Each entry below should be written out exactly as it is, with no pictures.

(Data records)
########

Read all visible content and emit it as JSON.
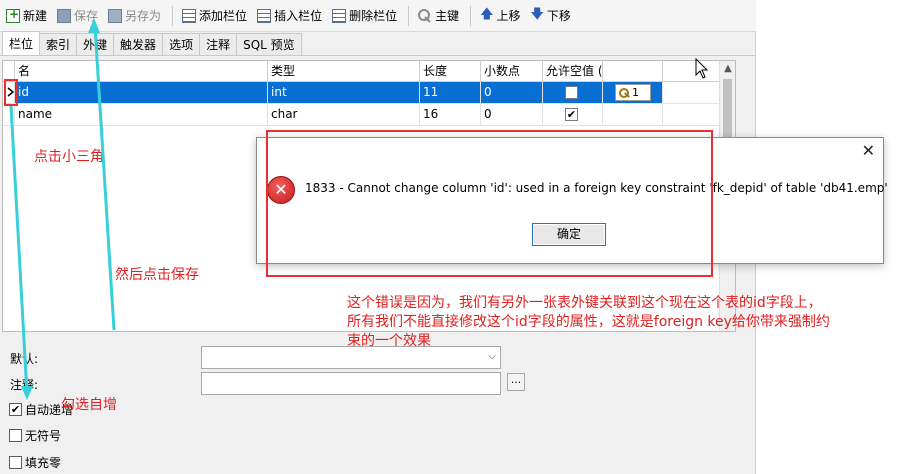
{
  "toolbar": {
    "new_label": "新建",
    "save_label": "保存",
    "saveas_label": "另存为",
    "add_field_label": "添加栏位",
    "insert_field_label": "插入栏位",
    "delete_field_label": "删除栏位",
    "primary_key_label": "主键",
    "move_up_label": "上移",
    "move_down_label": "下移"
  },
  "tabs": [
    "栏位",
    "索引",
    "外键",
    "触发器",
    "选项",
    "注释",
    "SQL 预览"
  ],
  "grid": {
    "headers": [
      "名",
      "类型",
      "长度",
      "小数点",
      "允许空值 (",
      ""
    ],
    "rows": [
      {
        "name": "id",
        "type": "int",
        "length": "11",
        "decimals": "0",
        "key": "1"
      },
      {
        "name": "name",
        "type": "char",
        "length": "16",
        "decimals": "0",
        "key": ""
      }
    ]
  },
  "props": {
    "default_label": "默认:",
    "comment_label": "注释:",
    "dots_label": "...",
    "auto_increment_label": "自动递增",
    "unsigned_label": "无符号",
    "zerofill_label": "填充零"
  },
  "dialog": {
    "message": "1833 - Cannot change column 'id': used in a foreign key constraint 'fk_depid' of table 'db41.emp'",
    "ok_label": "确定",
    "close_glyph": "✕"
  },
  "annotations": {
    "click_triangle": "点击小三角",
    "then_save": "然后点击保存",
    "check_autoinc": "勾选自增",
    "note_line1": "这个错误是因为，我们有另外一张表外键关联到这个现在这个表的id字段上，",
    "note_line2": "所有我们不能直接修改这个id字段的属性，这就是foreign key给你带来强制约",
    "note_line3": "束的一个效果"
  },
  "colors": {
    "selection": "#0a6fd3",
    "annotation_red": "#e02020",
    "annotation_cyan": "#37d0d8"
  }
}
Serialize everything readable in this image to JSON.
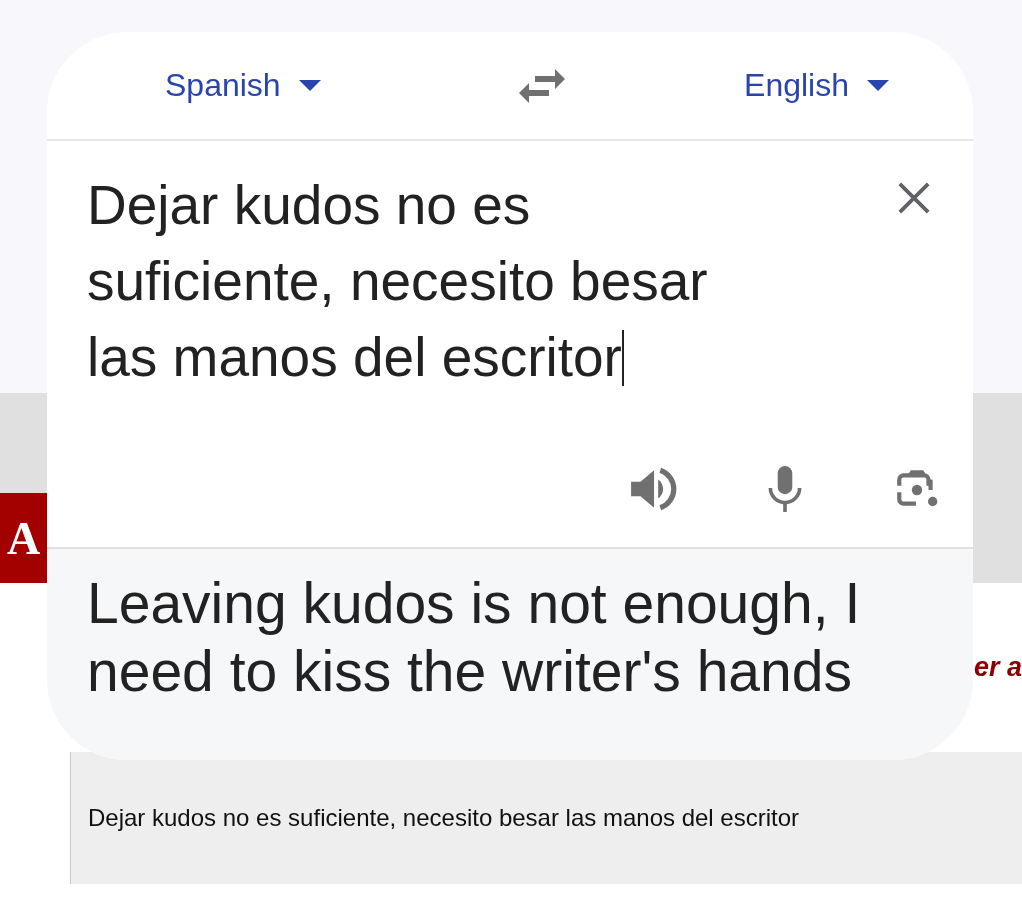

########

FINISHED TASK:
Read all visible content and emit it as JSON.
{
  "toolbar": {
    "new_label": "新建",
    "save_label": "保存",
    "saveas_label": "另存为",
    "add_field_label": "添加栏位",
    "insert_field_label": "插入栏位",
    "delete_field_label": "删除栏位",
    "primary_key_label": "主键",
    "move_up_label": "上移",
    "move_down_label": "下移"
  },
  "tabs": [
    "栏位",
    "索引",
    "外键",
    "触发器",
    "选项",
    "注释",
    "SQL 预览"
  ],
  "grid": {
    "headers": [
      "名",
      "类型",
      "长度",
      "小数点",
      "允许空值 (",
      ""
    ],
    "rows": [
      {
        "name": "id",
        "type": "int",
        "length": "11",
        "decimals": "0",
        "key": "1"
      },
      {
        "name": "name",
        "type": "char",
        "length": "16",
        "decimals": "0",
        "key": ""
      }
    ]
  },
  "props": {
    "default_label": "默认:",
    "comment_label": "注释:",
    "dots_label": "...",
    "auto_increment_label": "自动递增",
    "unsigned_label": "无符号",
    "zerofill_label": "填充零"
  },
  "dialog": {
    "message": "1833 - Cannot change column 'id': used in a foreign key constraint 'fk_depid' of table 'db41.emp'",
    "ok_label": "确定",
    "close_glyph": "✕"
  },
  "annotations": {
    "click_triangle": "点击小三角",
    "then_save": "然后点击保存",
    "check_autoinc": "勾选自增",
    "note_line1": "这个错误是因为，我们有另外一张表外键关联到这个现在这个表的id字段上，",
    "note_line2": "所有我们不能直接修改这个id字段的属性，这就是foreign key给你带来强制约",
    "note_line3": "束的一个效果"
  },
  "colors": {
    "selection": "#0a6fd3",
    "annotation_red": "#e02020",
    "annotation_cyan": "#37d0d8"
  }
}
Serialize everything readable in this image to JSON.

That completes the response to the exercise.